**PROBLEM**. Below is a block of data; give all of it again word for word.
--- Start EXTRACTED MATERIAL ---
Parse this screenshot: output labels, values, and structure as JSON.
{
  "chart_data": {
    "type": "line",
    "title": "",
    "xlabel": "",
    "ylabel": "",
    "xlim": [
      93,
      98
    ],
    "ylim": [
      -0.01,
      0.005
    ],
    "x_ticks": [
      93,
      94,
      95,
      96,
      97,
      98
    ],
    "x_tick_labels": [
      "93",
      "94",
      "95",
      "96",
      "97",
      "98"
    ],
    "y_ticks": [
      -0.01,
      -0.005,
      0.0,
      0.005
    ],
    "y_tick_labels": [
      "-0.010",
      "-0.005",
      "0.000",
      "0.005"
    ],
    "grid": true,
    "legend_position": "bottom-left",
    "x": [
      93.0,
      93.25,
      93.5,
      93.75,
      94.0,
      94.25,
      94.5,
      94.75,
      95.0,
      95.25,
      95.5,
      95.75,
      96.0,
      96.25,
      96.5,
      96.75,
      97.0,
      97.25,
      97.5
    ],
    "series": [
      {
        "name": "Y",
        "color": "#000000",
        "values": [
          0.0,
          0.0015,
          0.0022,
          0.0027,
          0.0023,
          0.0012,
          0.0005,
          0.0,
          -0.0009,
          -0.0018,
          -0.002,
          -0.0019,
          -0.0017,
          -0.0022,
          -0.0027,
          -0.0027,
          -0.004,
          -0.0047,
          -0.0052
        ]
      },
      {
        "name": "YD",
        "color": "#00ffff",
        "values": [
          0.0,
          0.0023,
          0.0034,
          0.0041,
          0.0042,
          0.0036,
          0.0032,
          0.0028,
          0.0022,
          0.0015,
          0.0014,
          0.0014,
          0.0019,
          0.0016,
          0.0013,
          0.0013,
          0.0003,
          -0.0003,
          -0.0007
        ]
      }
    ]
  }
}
--- End EXTRACTED MATERIAL ---
**ANSWER FOR THIS EXERCISE**.
Parse this screenshot: output labels, values, and structure as JSON.
{
  "chart_data": {
    "type": "line",
    "title": "",
    "xlabel": "",
    "ylabel": "",
    "xlim": [
      93,
      98
    ],
    "ylim": [
      -0.01,
      0.005
    ],
    "x_ticks": [
      93,
      94,
      95,
      96,
      97,
      98
    ],
    "x_tick_labels": [
      "93",
      "94",
      "95",
      "96",
      "97",
      "98"
    ],
    "y_ticks": [
      -0.01,
      -0.005,
      0.0,
      0.005
    ],
    "y_tick_labels": [
      "-0.010",
      "-0.005",
      "0.000",
      "0.005"
    ],
    "grid": true,
    "legend_position": "bottom-left",
    "x": [
      93.0,
      93.25,
      93.5,
      93.75,
      94.0,
      94.25,
      94.5,
      94.75,
      95.0,
      95.25,
      95.5,
      95.75,
      96.0,
      96.25,
      96.5,
      96.75,
      97.0,
      97.25,
      97.5
    ],
    "series": [
      {
        "name": "Y",
        "color": "#000000",
        "values": [
          0.0,
          0.0015,
          0.0022,
          0.0027,
          0.0023,
          0.0012,
          0.0005,
          0.0,
          -0.0009,
          -0.0018,
          -0.002,
          -0.0019,
          -0.0017,
          -0.0022,
          -0.0027,
          -0.0027,
          -0.004,
          -0.0047,
          -0.0052
        ]
      },
      {
        "name": "YD",
        "color": "#00ffff",
        "values": [
          0.0,
          0.0023,
          0.0034,
          0.0041,
          0.0042,
          0.0036,
          0.0032,
          0.0028,
          0.0022,
          0.0015,
          0.0014,
          0.0014,
          0.0019,
          0.0016,
          0.0013,
          0.0013,
          0.0003,
          -0.0003,
          -0.0007
        ]
      }
    ]
  }
}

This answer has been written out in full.